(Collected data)
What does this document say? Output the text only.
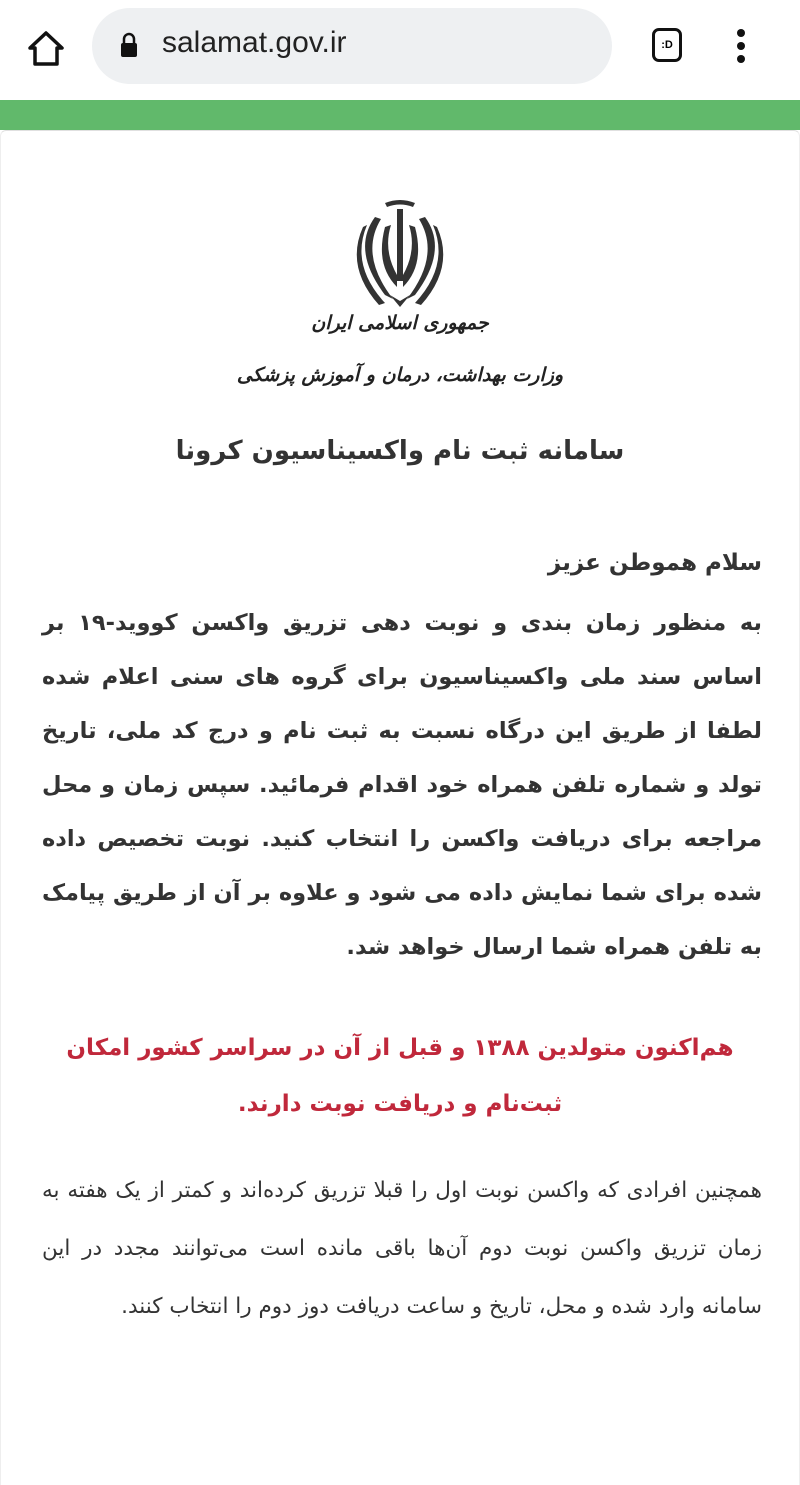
salamat.gov.ir	:D
جمهوری اسلامی ایران
وزارت بهداشت، درمان و آموزش پزشکی
سامانه ثبت نام واکسیناسیون کرونا
سلام هموطن عزیز
به منظور زمان بندی و نوبت دهی تزریق واکسن کووید-۱۹ بر اساس سند ملی واکسیناسیون برای گروه های سنی اعلام شده لطفا از طریق این درگاه نسبت به ثبت نام و درج کد ملی، تاریخ تولد و شماره تلفن همراه خود اقدام فرمائید. سپس زمان و محل مراجعه برای دریافت واکسن را انتخاب کنید. نوبت تخصیص داده شده برای شما نمایش داده می شود و علاوه بر آن از طریق پیامک به تلفن همراه شما ارسال خواهد شد.
هم‌اکنون متولدین ۱۳۸۸ و قبل از آن در سراسر کشور امکان ثبت‌نام و دریافت نوبت دارند.
همچنین افرادی که واکسن نوبت اول را قبلا تزریق کرده‌اند و کمتر از یک هفته به زمان تزریق واکسن نوبت دوم آن‌ها باقی مانده است می‌توانند مجدد در این سامانه وارد شده و محل، تاریخ و ساعت دریافت دوز دوم را انتخاب کنند.
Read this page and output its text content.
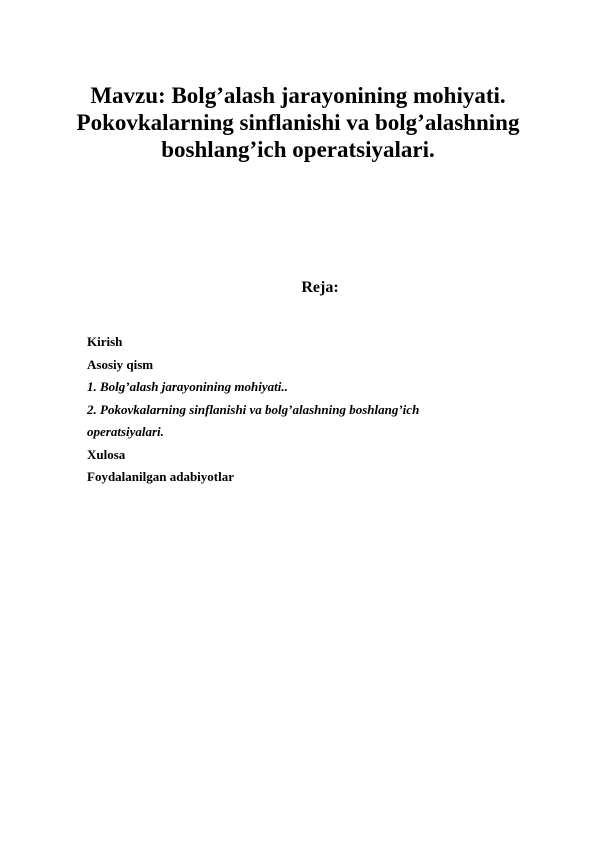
Mavzu: Bolg’alash jarayonining mohiyati.
Pokovkalarning sinflanishi va bolg’alashning
boshlang’ich operatsiyalari.
Reja:
Kirish
Asosiy qism
1. Bolg’alash jarayonining mohiyati..
2. Pokovkalarning sinflanishi va bolg’alashning boshlang’ich
operatsiyalari.
Xulosa
Foydalanilgan adabiyotlar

BRIEF - Find every line in the records above that holds the word "this", and copy each one.

RIGHT ANSWER -
What does this document say? Output the text only.
Read this page and output its text content.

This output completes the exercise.